TASK DIRECTIONS:
Beneath this sentence is a set of records; write each of them out exactly.
==========
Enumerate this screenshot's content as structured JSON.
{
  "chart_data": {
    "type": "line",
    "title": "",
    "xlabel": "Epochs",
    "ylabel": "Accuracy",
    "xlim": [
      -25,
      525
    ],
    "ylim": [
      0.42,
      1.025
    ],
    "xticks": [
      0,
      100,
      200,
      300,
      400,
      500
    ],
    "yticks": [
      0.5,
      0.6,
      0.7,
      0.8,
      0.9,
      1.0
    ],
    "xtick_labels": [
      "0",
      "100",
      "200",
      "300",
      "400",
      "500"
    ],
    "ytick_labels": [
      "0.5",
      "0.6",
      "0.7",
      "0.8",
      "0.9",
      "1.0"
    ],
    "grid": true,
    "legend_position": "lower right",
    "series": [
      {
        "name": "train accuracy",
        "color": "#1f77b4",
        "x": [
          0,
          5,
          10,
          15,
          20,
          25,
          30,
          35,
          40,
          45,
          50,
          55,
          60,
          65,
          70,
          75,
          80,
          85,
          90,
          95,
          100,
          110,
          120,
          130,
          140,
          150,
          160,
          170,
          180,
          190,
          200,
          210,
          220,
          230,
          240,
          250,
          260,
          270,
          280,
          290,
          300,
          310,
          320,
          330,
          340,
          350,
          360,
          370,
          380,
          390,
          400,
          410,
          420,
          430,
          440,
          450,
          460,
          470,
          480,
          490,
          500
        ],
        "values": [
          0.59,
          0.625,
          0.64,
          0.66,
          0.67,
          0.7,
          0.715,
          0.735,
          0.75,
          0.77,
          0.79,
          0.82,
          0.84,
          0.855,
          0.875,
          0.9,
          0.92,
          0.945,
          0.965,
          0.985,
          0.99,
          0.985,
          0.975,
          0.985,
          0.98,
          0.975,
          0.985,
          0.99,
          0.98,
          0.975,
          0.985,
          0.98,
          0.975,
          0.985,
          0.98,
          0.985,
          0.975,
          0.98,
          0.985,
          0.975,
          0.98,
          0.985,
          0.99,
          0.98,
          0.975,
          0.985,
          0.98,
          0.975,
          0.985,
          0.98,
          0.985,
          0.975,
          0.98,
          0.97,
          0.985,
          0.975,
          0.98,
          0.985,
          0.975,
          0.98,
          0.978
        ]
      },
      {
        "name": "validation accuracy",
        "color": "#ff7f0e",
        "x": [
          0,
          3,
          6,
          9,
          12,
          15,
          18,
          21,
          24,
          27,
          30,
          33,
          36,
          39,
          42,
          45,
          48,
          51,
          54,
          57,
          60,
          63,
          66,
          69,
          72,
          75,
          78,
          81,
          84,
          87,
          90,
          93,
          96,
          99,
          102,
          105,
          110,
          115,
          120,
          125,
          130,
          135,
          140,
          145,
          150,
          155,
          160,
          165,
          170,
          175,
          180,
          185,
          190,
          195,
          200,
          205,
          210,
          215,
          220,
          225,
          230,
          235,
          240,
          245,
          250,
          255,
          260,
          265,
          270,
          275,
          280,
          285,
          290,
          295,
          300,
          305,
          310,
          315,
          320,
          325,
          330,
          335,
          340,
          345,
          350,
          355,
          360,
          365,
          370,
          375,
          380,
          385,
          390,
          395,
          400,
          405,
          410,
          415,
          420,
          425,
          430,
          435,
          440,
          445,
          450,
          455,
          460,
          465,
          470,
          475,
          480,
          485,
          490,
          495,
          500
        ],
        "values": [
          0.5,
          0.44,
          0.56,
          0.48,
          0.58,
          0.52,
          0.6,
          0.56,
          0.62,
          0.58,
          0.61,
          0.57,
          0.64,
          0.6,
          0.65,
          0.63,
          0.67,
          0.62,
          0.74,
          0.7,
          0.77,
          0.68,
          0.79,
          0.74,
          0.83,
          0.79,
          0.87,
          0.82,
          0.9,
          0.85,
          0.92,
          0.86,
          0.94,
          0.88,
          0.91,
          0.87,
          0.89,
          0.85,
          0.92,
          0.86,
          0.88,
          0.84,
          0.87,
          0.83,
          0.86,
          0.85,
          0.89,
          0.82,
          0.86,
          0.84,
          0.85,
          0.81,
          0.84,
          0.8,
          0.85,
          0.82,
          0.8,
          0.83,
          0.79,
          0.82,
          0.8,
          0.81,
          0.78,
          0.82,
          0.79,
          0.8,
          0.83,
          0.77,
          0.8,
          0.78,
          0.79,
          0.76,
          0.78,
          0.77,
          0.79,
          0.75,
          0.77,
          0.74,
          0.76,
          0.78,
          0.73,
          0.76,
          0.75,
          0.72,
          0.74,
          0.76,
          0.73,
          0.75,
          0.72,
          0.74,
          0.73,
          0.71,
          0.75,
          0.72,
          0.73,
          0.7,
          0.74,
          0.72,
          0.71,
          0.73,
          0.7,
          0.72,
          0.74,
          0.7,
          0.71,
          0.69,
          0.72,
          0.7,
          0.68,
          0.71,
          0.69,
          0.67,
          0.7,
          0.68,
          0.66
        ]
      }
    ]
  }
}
==========
CORRECT OUTPUT:
Enumerate this screenshot's content as structured JSON.
{
  "chart_data": {
    "type": "line",
    "title": "",
    "xlabel": "Epochs",
    "ylabel": "Accuracy",
    "xlim": [
      -25,
      525
    ],
    "ylim": [
      0.42,
      1.025
    ],
    "xticks": [
      0,
      100,
      200,
      300,
      400,
      500
    ],
    "yticks": [
      0.5,
      0.6,
      0.7,
      0.8,
      0.9,
      1.0
    ],
    "xtick_labels": [
      "0",
      "100",
      "200",
      "300",
      "400",
      "500"
    ],
    "ytick_labels": [
      "0.5",
      "0.6",
      "0.7",
      "0.8",
      "0.9",
      "1.0"
    ],
    "grid": true,
    "legend_position": "lower right",
    "series": [
      {
        "name": "train accuracy",
        "color": "#1f77b4",
        "x": [
          0,
          5,
          10,
          15,
          20,
          25,
          30,
          35,
          40,
          45,
          50,
          55,
          60,
          65,
          70,
          75,
          80,
          85,
          90,
          95,
          100,
          110,
          120,
          130,
          140,
          150,
          160,
          170,
          180,
          190,
          200,
          210,
          220,
          230,
          240,
          250,
          260,
          270,
          280,
          290,
          300,
          310,
          320,
          330,
          340,
          350,
          360,
          370,
          380,
          390,
          400,
          410,
          420,
          430,
          440,
          450,
          460,
          470,
          480,
          490,
          500
        ],
        "values": [
          0.59,
          0.625,
          0.64,
          0.66,
          0.67,
          0.7,
          0.715,
          0.735,
          0.75,
          0.77,
          0.79,
          0.82,
          0.84,
          0.855,
          0.875,
          0.9,
          0.92,
          0.945,
          0.965,
          0.985,
          0.99,
          0.985,
          0.975,
          0.985,
          0.98,
          0.975,
          0.985,
          0.99,
          0.98,
          0.975,
          0.985,
          0.98,
          0.975,
          0.985,
          0.98,
          0.985,
          0.975,
          0.98,
          0.985,
          0.975,
          0.98,
          0.985,
          0.99,
          0.98,
          0.975,
          0.985,
          0.98,
          0.975,
          0.985,
          0.98,
          0.985,
          0.975,
          0.98,
          0.97,
          0.985,
          0.975,
          0.98,
          0.985,
          0.975,
          0.98,
          0.978
        ]
      },
      {
        "name": "validation accuracy",
        "color": "#ff7f0e",
        "x": [
          0,
          3,
          6,
          9,
          12,
          15,
          18,
          21,
          24,
          27,
          30,
          33,
          36,
          39,
          42,
          45,
          48,
          51,
          54,
          57,
          60,
          63,
          66,
          69,
          72,
          75,
          78,
          81,
          84,
          87,
          90,
          93,
          96,
          99,
          102,
          105,
          110,
          115,
          120,
          125,
          130,
          135,
          140,
          145,
          150,
          155,
          160,
          165,
          170,
          175,
          180,
          185,
          190,
          195,
          200,
          205,
          210,
          215,
          220,
          225,
          230,
          235,
          240,
          245,
          250,
          255,
          260,
          265,
          270,
          275,
          280,
          285,
          290,
          295,
          300,
          305,
          310,
          315,
          320,
          325,
          330,
          335,
          340,
          345,
          350,
          355,
          360,
          365,
          370,
          375,
          380,
          385,
          390,
          395,
          400,
          405,
          410,
          415,
          420,
          425,
          430,
          435,
          440,
          445,
          450,
          455,
          460,
          465,
          470,
          475,
          480,
          485,
          490,
          495,
          500
        ],
        "values": [
          0.5,
          0.44,
          0.56,
          0.48,
          0.58,
          0.52,
          0.6,
          0.56,
          0.62,
          0.58,
          0.61,
          0.57,
          0.64,
          0.6,
          0.65,
          0.63,
          0.67,
          0.62,
          0.74,
          0.7,
          0.77,
          0.68,
          0.79,
          0.74,
          0.83,
          0.79,
          0.87,
          0.82,
          0.9,
          0.85,
          0.92,
          0.86,
          0.94,
          0.88,
          0.91,
          0.87,
          0.89,
          0.85,
          0.92,
          0.86,
          0.88,
          0.84,
          0.87,
          0.83,
          0.86,
          0.85,
          0.89,
          0.82,
          0.86,
          0.84,
          0.85,
          0.81,
          0.84,
          0.8,
          0.85,
          0.82,
          0.8,
          0.83,
          0.79,
          0.82,
          0.8,
          0.81,
          0.78,
          0.82,
          0.79,
          0.8,
          0.83,
          0.77,
          0.8,
          0.78,
          0.79,
          0.76,
          0.78,
          0.77,
          0.79,
          0.75,
          0.77,
          0.74,
          0.76,
          0.78,
          0.73,
          0.76,
          0.75,
          0.72,
          0.74,
          0.76,
          0.73,
          0.75,
          0.72,
          0.74,
          0.73,
          0.71,
          0.75,
          0.72,
          0.73,
          0.7,
          0.74,
          0.72,
          0.71,
          0.73,
          0.7,
          0.72,
          0.74,
          0.7,
          0.71,
          0.69,
          0.72,
          0.7,
          0.68,
          0.71,
          0.69,
          0.67,
          0.7,
          0.68,
          0.66
        ]
      }
    ]
  }
}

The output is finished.